Short problem | From the entries below, please gather each line containing the string "paederastia".
[Start Extracted records]
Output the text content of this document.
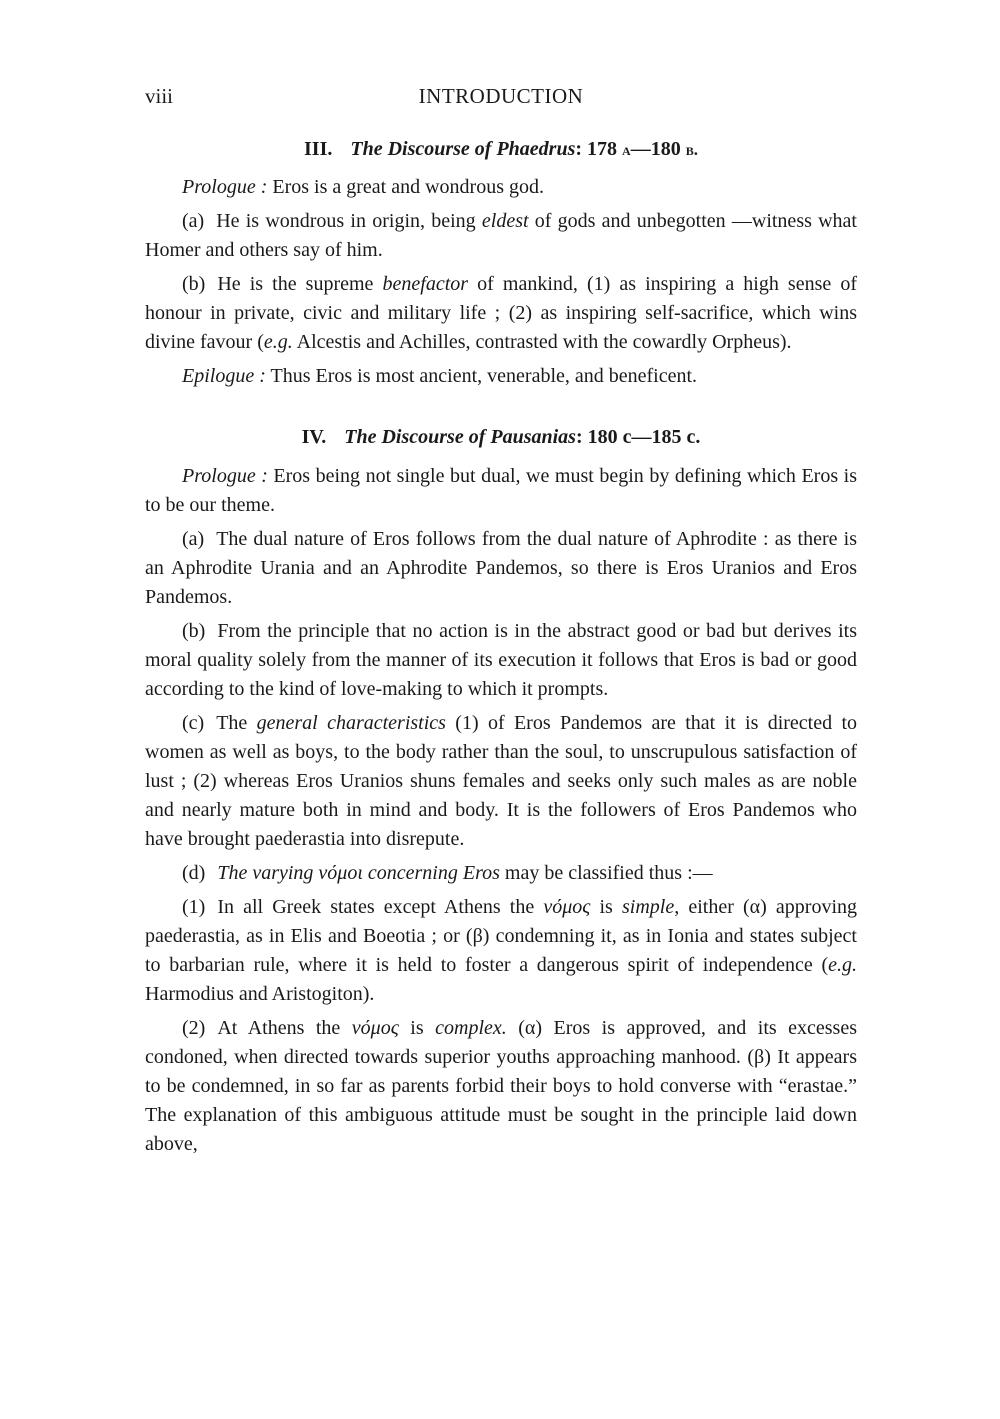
viii	INTRODUCTION
III. The Discourse of Phaedrus: 178 a—180 b.

Prologue : Eros is a great and wondrous god.

(a) He is wondrous in origin, being eldest of gods and unbegotten —witness what Homer and others say of him.

(b) He is the supreme benefactor of mankind, (1) as inspiring a high sense of honour in private, civic and military life ; (2) as inspiring self-sacrifice, which wins divine favour (e.g. Alcestis and Achilles, contrasted with the cowardly Orpheus).

Epilogue : Thus Eros is most ancient, venerable, and beneficent.

IV. The Discourse of Pausanias: 180 c—185 c.

Prologue : Eros being not single but dual, we must begin by defining which Eros is to be our theme.

(a) The dual nature of Eros follows from the dual nature of Aphrodite : as there is an Aphrodite Urania and an Aphrodite Pandemos, so there is Eros Uranios and Eros Pandemos.

(b) From the principle that no action is in the abstract good or bad but derives its moral quality solely from the manner of its execution it follows that Eros is bad or good according to the kind of love-making to which it prompts.

(c) The general characteristics (1) of Eros Pandemos are that it is directed to women as well as boys, to the body rather than the soul, to unscrupulous satisfaction of lust ; (2) whereas Eros Uranios shuns females and seeks only such males as are noble and nearly mature both in mind and body. It is the followers of Eros Pandemos who have brought paederastia into disrepute.

(d) The varying νόμοι concerning Eros may be classified thus :—

(1) In all Greek states except Athens the νόμος is simple, either (α) approving paederastia, as in Elis and Boeotia ; or (β) condemning it, as in Ionia and states subject to barbarian rule, where it is held to foster a dangerous spirit of independence (e.g. Harmodius and Aristogiton).

(2) At Athens the νόμος is complex. (α) Eros is approved, and its excesses condoned, when directed towards superior youths approaching manhood. (β) It appears to be condemned, in so far as parents forbid their boys to hold converse with “erastae.” The explanation of this ambiguous attitude must be sought in the principle laid down above,
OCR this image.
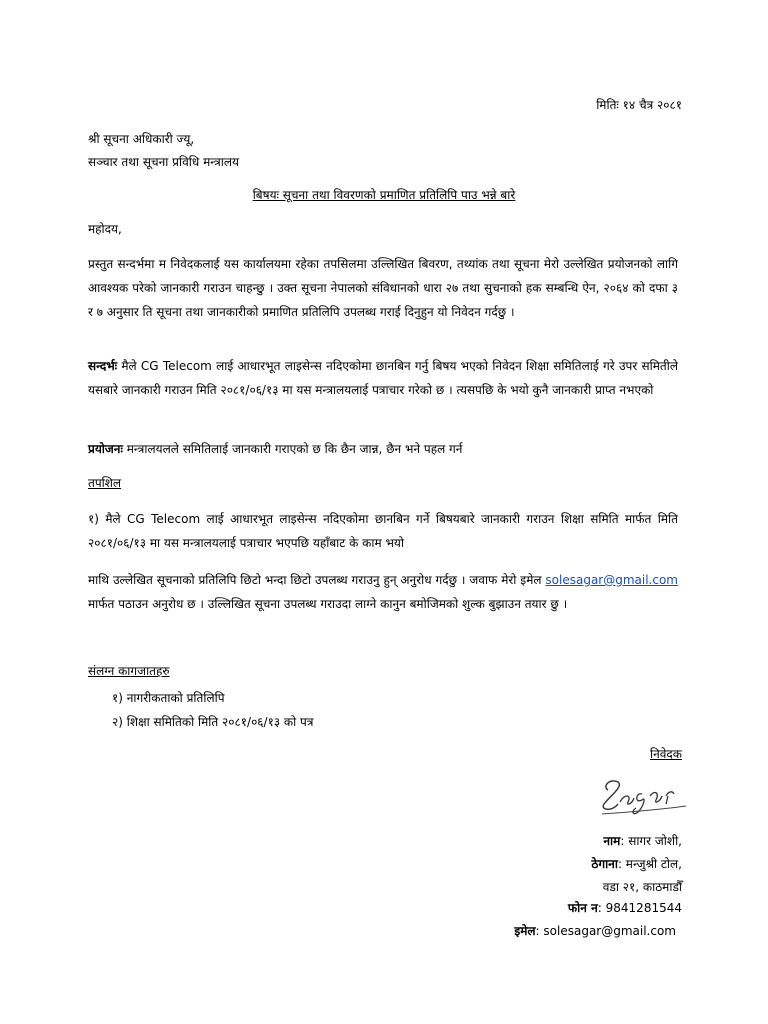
मितिः १४ चैत्र २०८१
श्री सूचना अधिकारी ज्यू,
सञ्चार तथा सूचना प्रविधि मन्त्रालय
बिषयः सूचना तथा विवरणको प्रमाणित प्रतिलिपि पाउ भन्ने बारे
महोदय,
प्रस्तुत सन्दर्भमा म निवेदकलाई यस कार्यालयमा रहेका तपसिलमा उल्लिखित बिवरण, तथ्यांक तथा सूचना मेरो उल्लेखित प्रयोजनको लागि आवश्यक परेको जानकारी गराउन चाहन्छु । उक्त सूचना नेपालको संविधानको धारा २७ तथा सुचनाको हक सम्बन्धि ऐन, २०६४ को दफा ३ र ७ अनुसार ति सूचना तथा जानकारीको प्रमाणित प्रतिलिपि उपलब्ध गराई दिनुहुन यो निवेदन गर्दछु ।
सन्दर्भः मैले CG Telecom लाई आधारभूत लाइसेन्स नदिएकोमा छानबिन गर्नु बिषय भएको निवेदन शिक्षा समितिलाई गरे उपर समितीले यसबारे जानकारी गराउन मिति २०८१/०६/१३ मा यस मन्त्रालयलाई पत्राचार गरेको छ । त्यसपछि के भयो कुनै जानकारी प्राप्त नभएको
प्रयोजनः मन्त्रालयलले समितिलाई जानकारी गराएको छ कि छैन जान्न, छैन भने पहल गर्न
तपशिल
१) मैले CG Telecom लाई आधारभूत लाइसेन्स नदिएकोमा छानबिन गर्ने बिषयबारे जानकारी गराउन शिक्षा समिति मार्फत मिति २०८१/०६/१३ मा यस मन्त्रालयलाई पत्राचार भएपछि यहाँबाट के काम भयो
माथि उल्लेखित सूचनाको प्रतिलिपि छिटो भन्दा छिटो उपलब्ध गराउनु हुन् अनुरोध गर्दछु । जवाफ मेरो इमेल solesagar@gmail.com मार्फत पठाउन अनुरोध छ । उल्लिखित सूचना उपलब्ध गराउदा लाग्ने कानुन बमोजिमको शुल्क बुझाउन तयार छु ।
संलग्न कागजातहरु
१) नागरीकताको प्रतिलिपि
२) शिक्षा समितिको मिति २०८१/०६/१३ को पत्र
निवेदक
नाम: सागर जोशी,
ठेगाना: मन्जुश्री टोल,
वडा २१, काठमाडौँ
फोन न: 9841281544
इमेल: solesagar@gmail.com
[End Extracted records]
The answer |
(c) The general characteristics (1) of Eros Pandemos are that it is directed to women as well as boys, to the body rather than the soul, to unscrupulous satisfaction of lust ; (2) whereas Eros Uranios shuns females and seeks only such males as are noble and nearly mature both in mind and body. It is the followers of Eros Pandemos who have brought paederastia into disrepute.
(1) In all Greek states except Athens the νόμος is simple, either (α) approving paederastia, as in Elis and Boeotia ; or (β) condemning it, as in Ionia and states subject to barbarian rule, where it is held to foster a dangerous spirit of independence (e.g. Harmodius and Aristogiton).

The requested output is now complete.